▶ **Exercise materials**
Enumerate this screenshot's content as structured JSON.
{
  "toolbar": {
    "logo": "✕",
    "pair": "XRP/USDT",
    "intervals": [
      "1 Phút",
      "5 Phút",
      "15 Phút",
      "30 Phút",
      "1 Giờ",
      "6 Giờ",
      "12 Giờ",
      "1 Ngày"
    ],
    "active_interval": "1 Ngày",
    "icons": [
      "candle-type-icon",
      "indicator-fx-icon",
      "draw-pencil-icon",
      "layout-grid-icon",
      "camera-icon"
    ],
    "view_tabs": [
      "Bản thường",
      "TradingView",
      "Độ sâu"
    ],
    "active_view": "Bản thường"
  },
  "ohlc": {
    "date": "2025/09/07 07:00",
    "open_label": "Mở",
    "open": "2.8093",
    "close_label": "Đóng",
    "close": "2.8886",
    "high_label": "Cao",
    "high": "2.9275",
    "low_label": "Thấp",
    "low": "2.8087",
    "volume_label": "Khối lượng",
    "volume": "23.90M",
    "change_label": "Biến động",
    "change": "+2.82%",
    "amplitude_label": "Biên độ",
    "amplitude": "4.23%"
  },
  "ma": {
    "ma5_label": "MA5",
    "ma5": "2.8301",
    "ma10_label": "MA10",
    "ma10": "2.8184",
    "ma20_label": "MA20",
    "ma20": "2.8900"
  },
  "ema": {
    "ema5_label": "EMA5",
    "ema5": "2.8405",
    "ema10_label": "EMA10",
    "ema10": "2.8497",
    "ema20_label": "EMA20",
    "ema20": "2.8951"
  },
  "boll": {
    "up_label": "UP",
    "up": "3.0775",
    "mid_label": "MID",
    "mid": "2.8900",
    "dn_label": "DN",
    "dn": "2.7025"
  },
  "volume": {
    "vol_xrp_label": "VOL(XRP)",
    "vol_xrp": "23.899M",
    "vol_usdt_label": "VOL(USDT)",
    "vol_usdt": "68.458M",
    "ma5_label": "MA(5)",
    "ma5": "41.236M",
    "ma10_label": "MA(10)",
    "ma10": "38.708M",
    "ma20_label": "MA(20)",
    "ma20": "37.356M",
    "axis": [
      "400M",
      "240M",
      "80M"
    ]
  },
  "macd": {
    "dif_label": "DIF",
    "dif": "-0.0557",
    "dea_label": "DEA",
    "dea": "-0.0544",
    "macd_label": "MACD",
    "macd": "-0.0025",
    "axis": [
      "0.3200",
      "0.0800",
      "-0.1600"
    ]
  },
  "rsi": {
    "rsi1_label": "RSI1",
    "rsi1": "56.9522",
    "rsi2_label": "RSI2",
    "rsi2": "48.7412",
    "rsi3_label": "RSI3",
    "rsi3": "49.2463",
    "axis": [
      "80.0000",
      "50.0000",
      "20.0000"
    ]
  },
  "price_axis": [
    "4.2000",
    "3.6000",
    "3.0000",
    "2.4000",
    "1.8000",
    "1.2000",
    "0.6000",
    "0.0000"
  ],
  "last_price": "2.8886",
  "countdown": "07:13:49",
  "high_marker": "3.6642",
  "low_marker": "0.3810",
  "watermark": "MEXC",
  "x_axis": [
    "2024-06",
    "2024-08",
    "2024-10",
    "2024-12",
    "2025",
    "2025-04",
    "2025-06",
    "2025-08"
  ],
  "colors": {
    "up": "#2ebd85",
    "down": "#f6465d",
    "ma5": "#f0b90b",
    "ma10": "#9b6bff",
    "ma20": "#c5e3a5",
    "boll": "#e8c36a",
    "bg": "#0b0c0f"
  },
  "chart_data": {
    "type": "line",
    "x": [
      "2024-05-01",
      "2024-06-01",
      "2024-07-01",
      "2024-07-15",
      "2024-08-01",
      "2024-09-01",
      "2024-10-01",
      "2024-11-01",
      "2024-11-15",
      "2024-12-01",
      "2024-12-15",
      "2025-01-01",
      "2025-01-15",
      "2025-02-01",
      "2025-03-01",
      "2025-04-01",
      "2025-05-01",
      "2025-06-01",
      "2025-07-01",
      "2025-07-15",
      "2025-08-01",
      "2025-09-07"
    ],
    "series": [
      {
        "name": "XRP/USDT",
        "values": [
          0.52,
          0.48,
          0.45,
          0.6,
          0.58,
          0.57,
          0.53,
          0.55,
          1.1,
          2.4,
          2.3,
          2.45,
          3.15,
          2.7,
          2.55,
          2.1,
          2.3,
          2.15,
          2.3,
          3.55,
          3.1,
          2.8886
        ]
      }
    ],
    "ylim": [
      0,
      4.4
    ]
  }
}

▶ **Instruction**
Copy out each line above, character for character.

▶ **Written solution**
Enumerate this screenshot's content as structured JSON.
{
  "toolbar": {
    "logo": "✕",
    "pair": "XRP/USDT",
    "intervals": [
      "1 Phút",
      "5 Phút",
      "15 Phút",
      "30 Phút",
      "1 Giờ",
      "6 Giờ",
      "12 Giờ",
      "1 Ngày"
    ],
    "active_interval": "1 Ngày",
    "icons": [
      "candle-type-icon",
      "indicator-fx-icon",
      "draw-pencil-icon",
      "layout-grid-icon",
      "camera-icon"
    ],
    "view_tabs": [
      "Bản thường",
      "TradingView",
      "Độ sâu"
    ],
    "active_view": "Bản thường"
  },
  "ohlc": {
    "date": "2025/09/07 07:00",
    "open_label": "Mở",
    "open": "2.8093",
    "close_label": "Đóng",
    "close": "2.8886",
    "high_label": "Cao",
    "high": "2.9275",
    "low_label": "Thấp",
    "low": "2.8087",
    "volume_label": "Khối lượng",
    "volume": "23.90M",
    "change_label": "Biến động",
    "change": "+2.82%",
    "amplitude_label": "Biên độ",
    "amplitude": "4.23%"
  },
  "ma": {
    "ma5_label": "MA5",
    "ma5": "2.8301",
    "ma10_label": "MA10",
    "ma10": "2.8184",
    "ma20_label": "MA20",
    "ma20": "2.8900"
  },
  "ema": {
    "ema5_label": "EMA5",
    "ema5": "2.8405",
    "ema10_label": "EMA10",
    "ema10": "2.8497",
    "ema20_label": "EMA20",
    "ema20": "2.8951"
  },
  "boll": {
    "up_label": "UP",
    "up": "3.0775",
    "mid_label": "MID",
    "mid": "2.8900",
    "dn_label": "DN",
    "dn": "2.7025"
  },
  "volume": {
    "vol_xrp_label": "VOL(XRP)",
    "vol_xrp": "23.899M",
    "vol_usdt_label": "VOL(USDT)",
    "vol_usdt": "68.458M",
    "ma5_label": "MA(5)",
    "ma5": "41.236M",
    "ma10_label": "MA(10)",
    "ma10": "38.708M",
    "ma20_label": "MA(20)",
    "ma20": "37.356M",
    "axis": [
      "400M",
      "240M",
      "80M"
    ]
  },
  "macd": {
    "dif_label": "DIF",
    "dif": "-0.0557",
    "dea_label": "DEA",
    "dea": "-0.0544",
    "macd_label": "MACD",
    "macd": "-0.0025",
    "axis": [
      "0.3200",
      "0.0800",
      "-0.1600"
    ]
  },
  "rsi": {
    "rsi1_label": "RSI1",
    "rsi1": "56.9522",
    "rsi2_label": "RSI2",
    "rsi2": "48.7412",
    "rsi3_label": "RSI3",
    "rsi3": "49.2463",
    "axis": [
      "80.0000",
      "50.0000",
      "20.0000"
    ]
  },
  "price_axis": [
    "4.2000",
    "3.6000",
    "3.0000",
    "2.4000",
    "1.8000",
    "1.2000",
    "0.6000",
    "0.0000"
  ],
  "last_price": "2.8886",
  "countdown": "07:13:49",
  "high_marker": "3.6642",
  "low_marker": "0.3810",
  "watermark": "MEXC",
  "x_axis": [
    "2024-06",
    "2024-08",
    "2024-10",
    "2024-12",
    "2025",
    "2025-04",
    "2025-06",
    "2025-08"
  ],
  "colors": {
    "up": "#2ebd85",
    "down": "#f6465d",
    "ma5": "#f0b90b",
    "ma10": "#9b6bff",
    "ma20": "#c5e3a5",
    "boll": "#e8c36a",
    "bg": "#0b0c0f"
  },
  "chart_data": {
    "type": "line",
    "x": [
      "2024-05-01",
      "2024-06-01",
      "2024-07-01",
      "2024-07-15",
      "2024-08-01",
      "2024-09-01",
      "2024-10-01",
      "2024-11-01",
      "2024-11-15",
      "2024-12-01",
      "2024-12-15",
      "2025-01-01",
      "2025-01-15",
      "2025-02-01",
      "2025-03-01",
      "2025-04-01",
      "2025-05-01",
      "2025-06-01",
      "2025-07-01",
      "2025-07-15",
      "2025-08-01",
      "2025-09-07"
    ],
    "series": [
      {
        "name": "XRP/USDT",
        "values": [
          0.52,
          0.48,
          0.45,
          0.6,
          0.58,
          0.57,
          0.53,
          0.55,
          1.1,
          2.4,
          2.3,
          2.45,
          3.15,
          2.7,
          2.55,
          2.1,
          2.3,
          2.15,
          2.3,
          3.55,
          3.1,
          2.8886
        ]
      }
    ],
    "ylim": [
      0,
      4.4
    ]
  }
}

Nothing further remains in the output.